[Document page entries with text]
====

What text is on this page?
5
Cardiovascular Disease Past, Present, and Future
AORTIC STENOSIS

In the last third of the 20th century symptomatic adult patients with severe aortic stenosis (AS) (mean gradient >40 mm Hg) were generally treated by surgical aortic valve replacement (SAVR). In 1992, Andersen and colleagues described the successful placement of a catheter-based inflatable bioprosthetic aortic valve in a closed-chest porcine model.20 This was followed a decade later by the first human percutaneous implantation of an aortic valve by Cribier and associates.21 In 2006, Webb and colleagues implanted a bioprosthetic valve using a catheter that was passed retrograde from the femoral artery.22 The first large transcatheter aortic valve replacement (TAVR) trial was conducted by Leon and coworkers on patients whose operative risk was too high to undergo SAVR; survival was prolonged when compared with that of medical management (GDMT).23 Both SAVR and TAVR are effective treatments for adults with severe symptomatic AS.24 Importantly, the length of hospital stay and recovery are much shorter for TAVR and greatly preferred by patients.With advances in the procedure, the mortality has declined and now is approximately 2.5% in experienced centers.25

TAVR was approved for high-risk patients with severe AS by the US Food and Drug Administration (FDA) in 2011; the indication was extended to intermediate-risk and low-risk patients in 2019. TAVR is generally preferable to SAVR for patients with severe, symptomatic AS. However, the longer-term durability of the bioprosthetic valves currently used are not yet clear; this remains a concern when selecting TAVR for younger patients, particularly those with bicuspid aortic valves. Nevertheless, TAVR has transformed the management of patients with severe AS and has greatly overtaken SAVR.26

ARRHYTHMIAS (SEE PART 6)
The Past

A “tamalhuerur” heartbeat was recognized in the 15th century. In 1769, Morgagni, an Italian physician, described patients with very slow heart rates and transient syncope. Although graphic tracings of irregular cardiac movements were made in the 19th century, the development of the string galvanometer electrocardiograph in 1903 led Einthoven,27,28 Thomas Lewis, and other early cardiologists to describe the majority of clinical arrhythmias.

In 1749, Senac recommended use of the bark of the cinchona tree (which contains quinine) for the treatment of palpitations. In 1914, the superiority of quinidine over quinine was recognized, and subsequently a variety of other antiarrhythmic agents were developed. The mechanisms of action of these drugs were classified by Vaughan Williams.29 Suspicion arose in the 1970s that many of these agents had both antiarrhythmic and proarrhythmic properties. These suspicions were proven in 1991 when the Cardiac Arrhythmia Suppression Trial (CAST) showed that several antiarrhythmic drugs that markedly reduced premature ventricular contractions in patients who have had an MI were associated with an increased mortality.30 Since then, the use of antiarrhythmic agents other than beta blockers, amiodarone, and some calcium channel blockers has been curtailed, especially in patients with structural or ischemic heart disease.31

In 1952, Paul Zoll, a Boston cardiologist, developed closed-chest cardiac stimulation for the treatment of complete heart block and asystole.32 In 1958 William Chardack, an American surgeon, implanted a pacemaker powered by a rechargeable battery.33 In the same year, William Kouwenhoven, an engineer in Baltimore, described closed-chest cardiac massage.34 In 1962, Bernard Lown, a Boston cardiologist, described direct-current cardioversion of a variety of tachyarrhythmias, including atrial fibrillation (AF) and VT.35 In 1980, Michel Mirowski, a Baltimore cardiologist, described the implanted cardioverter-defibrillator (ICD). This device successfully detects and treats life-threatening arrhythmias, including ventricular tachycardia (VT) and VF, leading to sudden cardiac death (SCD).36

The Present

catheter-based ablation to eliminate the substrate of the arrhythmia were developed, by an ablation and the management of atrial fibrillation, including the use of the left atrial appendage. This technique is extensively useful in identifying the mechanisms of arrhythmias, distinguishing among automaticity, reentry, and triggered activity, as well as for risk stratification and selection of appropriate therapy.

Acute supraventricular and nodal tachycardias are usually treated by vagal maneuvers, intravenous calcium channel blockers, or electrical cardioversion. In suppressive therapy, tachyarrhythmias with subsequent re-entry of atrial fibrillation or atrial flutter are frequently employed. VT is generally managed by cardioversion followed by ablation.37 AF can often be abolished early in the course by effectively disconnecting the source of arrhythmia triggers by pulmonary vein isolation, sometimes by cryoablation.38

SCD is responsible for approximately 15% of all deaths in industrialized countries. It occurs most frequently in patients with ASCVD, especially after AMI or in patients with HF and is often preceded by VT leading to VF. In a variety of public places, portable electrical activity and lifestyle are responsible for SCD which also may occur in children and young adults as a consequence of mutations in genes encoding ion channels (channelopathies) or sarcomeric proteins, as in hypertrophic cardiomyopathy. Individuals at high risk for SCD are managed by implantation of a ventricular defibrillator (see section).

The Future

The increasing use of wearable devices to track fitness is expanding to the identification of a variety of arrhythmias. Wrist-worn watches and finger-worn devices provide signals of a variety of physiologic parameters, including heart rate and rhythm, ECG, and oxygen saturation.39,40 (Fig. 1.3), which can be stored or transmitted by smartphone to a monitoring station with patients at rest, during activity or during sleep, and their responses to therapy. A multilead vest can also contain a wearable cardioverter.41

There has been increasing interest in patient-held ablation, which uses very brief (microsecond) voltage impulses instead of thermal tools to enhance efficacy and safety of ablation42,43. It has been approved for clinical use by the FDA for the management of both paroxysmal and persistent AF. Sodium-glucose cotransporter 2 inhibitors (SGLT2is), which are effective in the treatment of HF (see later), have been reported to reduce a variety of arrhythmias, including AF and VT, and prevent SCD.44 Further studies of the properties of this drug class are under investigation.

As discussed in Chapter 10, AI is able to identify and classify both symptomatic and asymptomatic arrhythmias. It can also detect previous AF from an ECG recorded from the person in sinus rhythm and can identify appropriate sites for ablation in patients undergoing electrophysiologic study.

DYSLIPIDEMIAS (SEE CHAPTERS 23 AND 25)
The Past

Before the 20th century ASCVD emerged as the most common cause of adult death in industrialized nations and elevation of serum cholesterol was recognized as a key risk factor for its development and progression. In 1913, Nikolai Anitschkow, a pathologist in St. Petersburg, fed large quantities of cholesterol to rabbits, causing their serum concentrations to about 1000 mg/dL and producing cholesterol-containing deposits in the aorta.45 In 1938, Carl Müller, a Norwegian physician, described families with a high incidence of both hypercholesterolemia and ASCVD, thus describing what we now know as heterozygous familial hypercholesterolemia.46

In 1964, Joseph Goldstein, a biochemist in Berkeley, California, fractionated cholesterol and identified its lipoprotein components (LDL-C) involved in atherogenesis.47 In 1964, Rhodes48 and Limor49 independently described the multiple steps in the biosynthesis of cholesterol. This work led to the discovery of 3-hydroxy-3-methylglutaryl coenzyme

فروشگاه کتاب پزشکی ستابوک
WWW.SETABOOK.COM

====

# Activity:
Transcribe the records. Keep every word exactly as it stands.

# Written response:
What text is on this page?
5
Cardiovascular Disease Past, Present, and Future
AORTIC STENOSIS

In the last third of the 20th century symptomatic adult patients with severe aortic stenosis (AS) (mean gradient >40 mm Hg) were generally treated by surgical aortic valve replacement (SAVR). In 1992, Andersen and colleagues described the successful placement of a catheter-based inflatable bioprosthetic aortic valve in a closed-chest porcine model.20 This was followed a decade later by the first human percutaneous implantation of an aortic valve by Cribier and associates.21 In 2006, Webb and colleagues implanted a bioprosthetic valve using a catheter that was passed retrograde from the femoral artery.22 The first large transcatheter aortic valve replacement (TAVR) trial was conducted by Leon and coworkers on patients whose operative risk was too high to undergo SAVR; survival was prolonged when compared with that of medical management (GDMT).23 Both SAVR and TAVR are effective treatments for adults with severe symptomatic AS.24 Importantly, the length of hospital stay and recovery are much shorter for TAVR and greatly preferred by patients.With advances in the procedure, the mortality has declined and now is approximately 2.5% in experienced centers.25

TAVR was approved for high-risk patients with severe AS by the US Food and Drug Administration (FDA) in 2011; the indication was extended to intermediate-risk and low-risk patients in 2019. TAVR is generally preferable to SAVR for patients with severe, symptomatic AS. However, the longer-term durability of the bioprosthetic valves currently used are not yet clear; this remains a concern when selecting TAVR for younger patients, particularly those with bicuspid aortic valves. Nevertheless, TAVR has transformed the management of patients with severe AS and has greatly overtaken SAVR.26

ARRHYTHMIAS (SEE PART 6)
The Past

A “tamalhuerur” heartbeat was recognized in the 15th century. In 1769, Morgagni, an Italian physician, described patients with very slow heart rates and transient syncope. Although graphic tracings of irregular cardiac movements were made in the 19th century, the development of the string galvanometer electrocardiograph in 1903 led Einthoven,27,28 Thomas Lewis, and other early cardiologists to describe the majority of clinical arrhythmias.

In 1749, Senac recommended use of the bark of the cinchona tree (which contains quinine) for the treatment of palpitations. In 1914, the superiority of quinidine over quinine was recognized, and subsequently a variety of other antiarrhythmic agents were developed. The mechanisms of action of these drugs were classified by Vaughan Williams.29 Suspicion arose in the 1970s that many of these agents had both antiarrhythmic and proarrhythmic properties. These suspicions were proven in 1991 when the Cardiac Arrhythmia Suppression Trial (CAST) showed that several antiarrhythmic drugs that markedly reduced premature ventricular contractions in patients who have had an MI were associated with an increased mortality.30 Since then, the use of antiarrhythmic agents other than beta blockers, amiodarone, and some calcium channel blockers has been curtailed, especially in patients with structural or ischemic heart disease.31

In 1952, Paul Zoll, a Boston cardiologist, developed closed-chest cardiac stimulation for the treatment of complete heart block and asystole.32 In 1958 William Chardack, an American surgeon, implanted a pacemaker powered by a rechargeable battery.33 In the same year, William Kouwenhoven, an engineer in Baltimore, described closed-chest cardiac massage.34 In 1962, Bernard Lown, a Boston cardiologist, described direct-current cardioversion of a variety of tachyarrhythmias, including atrial fibrillation (AF) and VT.35 In 1980, Michel Mirowski, a Baltimore cardiologist, described the implanted cardioverter-defibrillator (ICD). This device successfully detects and treats life-threatening arrhythmias, including ventricular tachycardia (VT) and VF, leading to sudden cardiac death (SCD).36

The Present

catheter-based ablation to eliminate the substrate of the arrhythmia were developed, by an ablation and the management of atrial fibrillation, including the use of the left atrial appendage. This technique is extensively useful in identifying the mechanisms of arrhythmias, distinguishing among automaticity, reentry, and triggered activity, as well as for risk stratification and selection of appropriate therapy.

Acute supraventricular and nodal tachycardias are usually treated by vagal maneuvers, intravenous calcium channel blockers, or electrical cardioversion. In suppressive therapy, tachyarrhythmias with subsequent re-entry of atrial fibrillation or atrial flutter are frequently employed. VT is generally managed by cardioversion followed by ablation.37 AF can often be abolished early in the course by effectively disconnecting the source of arrhythmia triggers by pulmonary vein isolation, sometimes by cryoablation.38

SCD is responsible for approximately 15% of all deaths in industrialized countries. It occurs most frequently in patients with ASCVD, especially after AMI or in patients with HF and is often preceded by VT leading to VF. In a variety of public places, portable electrical activity and lifestyle are responsible for SCD which also may occur in children and young adults as a consequence of mutations in genes encoding ion channels (channelopathies) or sarcomeric proteins, as in hypertrophic cardiomyopathy. Individuals at high risk for SCD are managed by implantation of a ventricular defibrillator (see section).

The Future

The increasing use of wearable devices to track fitness is expanding to the identification of a variety of arrhythmias. Wrist-worn watches and finger-worn devices provide signals of a variety of physiologic parameters, including heart rate and rhythm, ECG, and oxygen saturation.39,40 (Fig. 1.3), which can be stored or transmitted by smartphone to a monitoring station with patients at rest, during activity or during sleep, and their responses to therapy. A multilead vest can also contain a wearable cardioverter.41

There has been increasing interest in patient-held ablation, which uses very brief (microsecond) voltage impulses instead of thermal tools to enhance efficacy and safety of ablation42,43. It has been approved for clinical use by the FDA for the management of both paroxysmal and persistent AF. Sodium-glucose cotransporter 2 inhibitors (SGLT2is), which are effective in the treatment of HF (see later), have been reported to reduce a variety of arrhythmias, including AF and VT, and prevent SCD.44 Further studies of the properties of this drug class are under investigation.

As discussed in Chapter 10, AI is able to identify and classify both symptomatic and asymptomatic arrhythmias. It can also detect previous AF from an ECG recorded from the person in sinus rhythm and can identify appropriate sites for ablation in patients undergoing electrophysiologic study.

DYSLIPIDEMIAS (SEE CHAPTERS 23 AND 25)
The Past

Before the 20th century ASCVD emerged as the most common cause of adult death in industrialized nations and elevation of serum cholesterol was recognized as a key risk factor for its development and progression. In 1913, Nikolai Anitschkow, a pathologist in St. Petersburg, fed large quantities of cholesterol to rabbits, causing their serum concentrations to about 1000 mg/dL and producing cholesterol-containing deposits in the aorta.45 In 1938, Carl Müller, a Norwegian physician, described families with a high incidence of both hypercholesterolemia and ASCVD, thus describing what we now know as heterozygous familial hypercholesterolemia.46

In 1964, Joseph Goldstein, a biochemist in Berkeley, California, fractionated cholesterol and identified its lipoprotein components (LDL-C) involved in atherogenesis.47 In 1964, Rhodes48 and Limor49 independently described the multiple steps in the biosynthesis of cholesterol. This work led to the discovery of 3-hydroxy-3-methylglutaryl coenzyme

فروشگاه کتاب پزشکی ستابوک
WWW.SETABOOK.COM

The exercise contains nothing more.